§ Extrait source:
■ ■ ■ ■
Ile Maurice: «Les drains ne résoudront pas toutes les tragédies environnementales traversées»

10 Février 2024
interview

Le cyclone Belal a mis au jour la fragilité de l'île face au dérèglement climatique et révélé l'ampleur du je-m'enfoutisme des Mauriciens face à la préservation de l'environnement.

Dans l'optique de parer à d'autres catastrophes environnementales et humaines, le gouvernement compte dépenser plus de Rs 350 millions dans l'aménagement de drains à Port-Louis. Est-ce la solution ? Nicolas Richard, Managing Partner à Juristconsult Ltd, cabinet d'avocats d'affaires, qui s'intéresse de près à la préservation de l'environnement, et qui a écrit un texte très intéressant sur l'artificialisation des sols, publié dans notre édition d'hier, pense que la multiplication de drains n'est pas la panacée et offre des pistes de solutions.
■ ■ ■ ■
§ Extraits du listing:
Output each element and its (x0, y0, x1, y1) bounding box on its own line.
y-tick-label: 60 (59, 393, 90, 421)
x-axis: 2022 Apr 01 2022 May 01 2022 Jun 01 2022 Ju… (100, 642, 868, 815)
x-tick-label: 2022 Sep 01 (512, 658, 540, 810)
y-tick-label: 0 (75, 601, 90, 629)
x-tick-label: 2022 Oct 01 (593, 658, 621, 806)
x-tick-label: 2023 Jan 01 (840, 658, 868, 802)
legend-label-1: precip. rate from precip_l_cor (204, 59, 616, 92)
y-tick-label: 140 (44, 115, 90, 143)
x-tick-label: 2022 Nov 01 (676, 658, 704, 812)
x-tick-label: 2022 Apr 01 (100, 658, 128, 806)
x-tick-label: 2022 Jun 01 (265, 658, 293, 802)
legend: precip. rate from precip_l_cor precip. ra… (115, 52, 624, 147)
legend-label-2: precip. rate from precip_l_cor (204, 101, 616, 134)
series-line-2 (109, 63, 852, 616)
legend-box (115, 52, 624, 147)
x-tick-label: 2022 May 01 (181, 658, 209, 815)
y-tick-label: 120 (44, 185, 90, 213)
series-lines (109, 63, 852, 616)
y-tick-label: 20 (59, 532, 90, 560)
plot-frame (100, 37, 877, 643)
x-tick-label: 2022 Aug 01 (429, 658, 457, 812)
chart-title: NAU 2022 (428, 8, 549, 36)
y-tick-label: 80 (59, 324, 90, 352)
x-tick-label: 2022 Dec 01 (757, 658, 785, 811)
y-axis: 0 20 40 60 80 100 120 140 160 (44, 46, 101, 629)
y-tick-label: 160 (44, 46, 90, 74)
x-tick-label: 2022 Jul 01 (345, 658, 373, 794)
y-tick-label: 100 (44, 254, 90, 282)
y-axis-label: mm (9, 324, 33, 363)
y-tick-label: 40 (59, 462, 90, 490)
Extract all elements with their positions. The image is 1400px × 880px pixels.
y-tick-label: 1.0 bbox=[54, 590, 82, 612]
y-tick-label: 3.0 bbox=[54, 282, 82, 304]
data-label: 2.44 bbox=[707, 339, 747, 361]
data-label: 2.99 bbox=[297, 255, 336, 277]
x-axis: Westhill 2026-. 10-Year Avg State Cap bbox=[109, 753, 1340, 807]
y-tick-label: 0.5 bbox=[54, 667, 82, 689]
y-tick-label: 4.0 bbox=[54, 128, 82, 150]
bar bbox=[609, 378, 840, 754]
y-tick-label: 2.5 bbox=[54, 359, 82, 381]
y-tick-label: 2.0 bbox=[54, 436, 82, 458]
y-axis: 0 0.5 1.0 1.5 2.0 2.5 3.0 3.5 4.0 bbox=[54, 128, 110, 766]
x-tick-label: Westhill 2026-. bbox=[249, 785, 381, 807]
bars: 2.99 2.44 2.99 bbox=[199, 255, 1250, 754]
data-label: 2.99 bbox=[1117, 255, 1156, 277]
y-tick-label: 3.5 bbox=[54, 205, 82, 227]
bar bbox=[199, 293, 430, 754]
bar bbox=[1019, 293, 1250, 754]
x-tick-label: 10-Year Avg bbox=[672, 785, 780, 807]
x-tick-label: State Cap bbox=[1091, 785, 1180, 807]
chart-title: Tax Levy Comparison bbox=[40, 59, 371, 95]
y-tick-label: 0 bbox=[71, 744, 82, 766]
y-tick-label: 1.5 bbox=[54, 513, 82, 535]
■ ■ ■ ■
§ Consignes:
1: Relevez tous les noms propres de l'extrait qui désignent un lieu, une personne, une entreprise ou un cyclone.
2: Recopiez mot pour mot le passage de l'extrait qui commence par « 10 Février 2024 » et se poursuit jusqu'à « préservation de l'environnement. ».
3: D'après l'extrait, les affirmations suivantes sont-elles exactes ? Répondez par oui ou par non et citez les mots qui le montrent.
(a) Le gouvernement prévoit de dépenser plus de Rs 350 millions pour des drains à Port-Louis.
(b) Nicolas Richard considère que la multiplication des drains est la panacée.
(c) Le texte de Nicolas Richard sur l'artificialisation des sols a paru la semaine précédente.
Seul l'extrait sert de base pour répondre.

§ Réponses par consigne:
1: Ile Maurice, Belal, Port-Louis, Nicolas Richard, Juristconsult Ltd

2:
10 Février 2024
interview

Le cyclone Belal a mis au jour la fragilité de l'île face au dérèglement climatique et révélé l'ampleur du je-m'enfoutisme des Mauriciens face à la préservation de l'environnement.

3:
(a) Oui : « le gouvernement compte dépenser plus de Rs 350 millions dans l'aménagement de drains à Port-Louis »
(b) Non : « pense que la multiplication de drains n'est pas la panacée »
(c) Non : « publié dans notre édition d'hier »